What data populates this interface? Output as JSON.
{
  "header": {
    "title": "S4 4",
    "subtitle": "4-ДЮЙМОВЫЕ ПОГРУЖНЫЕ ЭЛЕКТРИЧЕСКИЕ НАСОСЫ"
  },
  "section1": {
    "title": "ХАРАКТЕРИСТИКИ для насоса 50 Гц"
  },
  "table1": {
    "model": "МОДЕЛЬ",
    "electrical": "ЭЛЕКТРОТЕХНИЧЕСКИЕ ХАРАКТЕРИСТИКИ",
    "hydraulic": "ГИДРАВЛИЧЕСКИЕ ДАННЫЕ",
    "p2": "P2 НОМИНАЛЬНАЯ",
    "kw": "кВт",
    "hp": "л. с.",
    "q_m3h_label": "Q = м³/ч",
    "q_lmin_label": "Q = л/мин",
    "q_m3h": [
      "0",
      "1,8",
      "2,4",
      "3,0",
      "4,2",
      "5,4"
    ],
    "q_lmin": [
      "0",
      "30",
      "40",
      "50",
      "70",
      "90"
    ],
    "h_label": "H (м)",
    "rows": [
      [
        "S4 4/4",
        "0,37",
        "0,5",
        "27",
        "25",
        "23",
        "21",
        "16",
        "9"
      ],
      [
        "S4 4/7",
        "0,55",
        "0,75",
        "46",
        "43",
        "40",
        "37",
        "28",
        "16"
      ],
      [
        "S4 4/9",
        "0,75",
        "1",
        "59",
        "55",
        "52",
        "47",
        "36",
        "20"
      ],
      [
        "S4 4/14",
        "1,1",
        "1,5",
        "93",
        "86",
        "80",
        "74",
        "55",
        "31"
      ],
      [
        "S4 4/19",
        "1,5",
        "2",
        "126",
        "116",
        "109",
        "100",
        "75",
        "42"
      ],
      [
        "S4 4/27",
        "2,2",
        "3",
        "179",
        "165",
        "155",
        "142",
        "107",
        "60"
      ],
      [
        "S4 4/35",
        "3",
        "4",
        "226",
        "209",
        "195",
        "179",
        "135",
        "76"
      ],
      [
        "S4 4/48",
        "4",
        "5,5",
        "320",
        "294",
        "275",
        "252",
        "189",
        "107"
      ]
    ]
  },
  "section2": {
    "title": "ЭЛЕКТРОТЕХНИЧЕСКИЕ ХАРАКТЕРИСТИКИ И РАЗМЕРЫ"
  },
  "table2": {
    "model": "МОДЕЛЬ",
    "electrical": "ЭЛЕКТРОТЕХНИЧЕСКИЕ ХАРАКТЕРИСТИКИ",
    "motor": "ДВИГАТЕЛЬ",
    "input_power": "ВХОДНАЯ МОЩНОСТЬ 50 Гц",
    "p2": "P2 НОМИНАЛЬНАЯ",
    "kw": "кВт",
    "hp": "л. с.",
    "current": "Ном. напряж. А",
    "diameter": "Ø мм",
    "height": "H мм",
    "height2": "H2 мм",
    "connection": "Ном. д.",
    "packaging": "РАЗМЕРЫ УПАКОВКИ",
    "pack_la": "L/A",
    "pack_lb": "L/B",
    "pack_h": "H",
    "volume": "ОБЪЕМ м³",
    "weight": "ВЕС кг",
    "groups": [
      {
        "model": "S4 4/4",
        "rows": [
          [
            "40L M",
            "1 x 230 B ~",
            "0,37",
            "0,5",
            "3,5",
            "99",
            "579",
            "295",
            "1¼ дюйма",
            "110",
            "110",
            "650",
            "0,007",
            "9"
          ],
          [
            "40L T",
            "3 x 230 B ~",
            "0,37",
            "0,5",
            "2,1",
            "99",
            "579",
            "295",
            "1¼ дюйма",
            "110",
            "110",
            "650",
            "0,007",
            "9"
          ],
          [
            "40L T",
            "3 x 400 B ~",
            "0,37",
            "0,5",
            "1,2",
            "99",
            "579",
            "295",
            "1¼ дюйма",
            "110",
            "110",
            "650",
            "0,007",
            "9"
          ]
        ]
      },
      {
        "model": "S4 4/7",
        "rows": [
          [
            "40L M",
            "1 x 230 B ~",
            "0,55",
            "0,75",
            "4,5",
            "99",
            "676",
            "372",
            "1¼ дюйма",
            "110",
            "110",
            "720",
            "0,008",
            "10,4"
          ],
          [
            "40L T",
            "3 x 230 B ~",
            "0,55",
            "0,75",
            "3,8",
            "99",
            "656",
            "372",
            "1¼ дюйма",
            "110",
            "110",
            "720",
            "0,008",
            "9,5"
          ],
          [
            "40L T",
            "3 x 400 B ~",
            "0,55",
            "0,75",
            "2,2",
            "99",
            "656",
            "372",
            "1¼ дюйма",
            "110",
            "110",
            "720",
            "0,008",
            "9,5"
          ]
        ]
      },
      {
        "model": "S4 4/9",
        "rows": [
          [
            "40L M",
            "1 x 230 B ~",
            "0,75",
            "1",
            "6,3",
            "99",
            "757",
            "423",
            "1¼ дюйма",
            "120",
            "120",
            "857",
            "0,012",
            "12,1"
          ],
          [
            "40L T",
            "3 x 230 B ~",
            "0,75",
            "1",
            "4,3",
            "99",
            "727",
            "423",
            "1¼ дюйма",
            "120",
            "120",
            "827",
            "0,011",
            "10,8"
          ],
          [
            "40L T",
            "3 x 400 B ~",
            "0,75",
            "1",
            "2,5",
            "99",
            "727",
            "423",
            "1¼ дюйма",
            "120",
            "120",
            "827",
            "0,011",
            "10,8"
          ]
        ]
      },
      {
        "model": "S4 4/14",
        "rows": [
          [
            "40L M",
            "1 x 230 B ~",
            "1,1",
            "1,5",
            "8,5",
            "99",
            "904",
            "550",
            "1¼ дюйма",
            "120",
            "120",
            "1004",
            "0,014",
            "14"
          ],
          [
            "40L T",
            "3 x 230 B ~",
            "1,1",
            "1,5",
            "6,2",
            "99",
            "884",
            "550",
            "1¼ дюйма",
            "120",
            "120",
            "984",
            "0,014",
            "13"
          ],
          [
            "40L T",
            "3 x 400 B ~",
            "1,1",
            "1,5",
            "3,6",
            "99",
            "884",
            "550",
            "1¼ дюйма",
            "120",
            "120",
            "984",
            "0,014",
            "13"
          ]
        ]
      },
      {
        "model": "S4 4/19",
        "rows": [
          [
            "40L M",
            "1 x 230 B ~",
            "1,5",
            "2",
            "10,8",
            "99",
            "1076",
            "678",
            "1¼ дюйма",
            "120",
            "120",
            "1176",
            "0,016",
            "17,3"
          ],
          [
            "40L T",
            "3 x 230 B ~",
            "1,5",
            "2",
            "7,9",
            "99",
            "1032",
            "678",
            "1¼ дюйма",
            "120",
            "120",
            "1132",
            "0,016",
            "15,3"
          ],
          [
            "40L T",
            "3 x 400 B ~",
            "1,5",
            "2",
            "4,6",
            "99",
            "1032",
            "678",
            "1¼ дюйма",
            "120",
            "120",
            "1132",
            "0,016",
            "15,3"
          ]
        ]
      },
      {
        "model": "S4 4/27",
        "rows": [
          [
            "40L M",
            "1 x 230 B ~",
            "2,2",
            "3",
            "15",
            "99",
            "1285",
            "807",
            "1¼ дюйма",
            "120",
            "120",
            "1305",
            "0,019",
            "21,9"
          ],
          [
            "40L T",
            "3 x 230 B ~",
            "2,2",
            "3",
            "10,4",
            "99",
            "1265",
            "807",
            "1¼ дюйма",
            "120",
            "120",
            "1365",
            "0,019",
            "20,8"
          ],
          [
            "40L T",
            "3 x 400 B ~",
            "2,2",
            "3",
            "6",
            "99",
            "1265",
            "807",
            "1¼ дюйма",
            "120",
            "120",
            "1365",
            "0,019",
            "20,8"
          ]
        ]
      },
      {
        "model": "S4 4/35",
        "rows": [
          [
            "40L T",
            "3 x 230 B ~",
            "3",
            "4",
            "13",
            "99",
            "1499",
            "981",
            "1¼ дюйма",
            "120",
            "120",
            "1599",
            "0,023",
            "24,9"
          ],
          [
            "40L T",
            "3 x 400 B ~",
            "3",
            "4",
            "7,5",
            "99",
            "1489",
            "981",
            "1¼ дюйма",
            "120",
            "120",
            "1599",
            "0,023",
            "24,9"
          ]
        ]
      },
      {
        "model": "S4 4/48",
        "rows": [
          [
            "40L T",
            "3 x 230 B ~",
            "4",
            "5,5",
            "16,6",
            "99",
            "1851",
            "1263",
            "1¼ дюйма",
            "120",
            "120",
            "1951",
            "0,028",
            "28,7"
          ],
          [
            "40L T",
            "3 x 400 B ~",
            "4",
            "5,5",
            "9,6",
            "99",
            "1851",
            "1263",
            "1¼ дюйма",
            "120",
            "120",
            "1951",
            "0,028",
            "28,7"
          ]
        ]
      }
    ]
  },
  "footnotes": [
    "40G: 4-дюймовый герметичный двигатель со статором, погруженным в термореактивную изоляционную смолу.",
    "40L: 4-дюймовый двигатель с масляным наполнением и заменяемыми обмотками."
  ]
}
################
The task
In the listing above, count each line that holds the string "РАЗМЕРЫ". Give the number only.

In response
2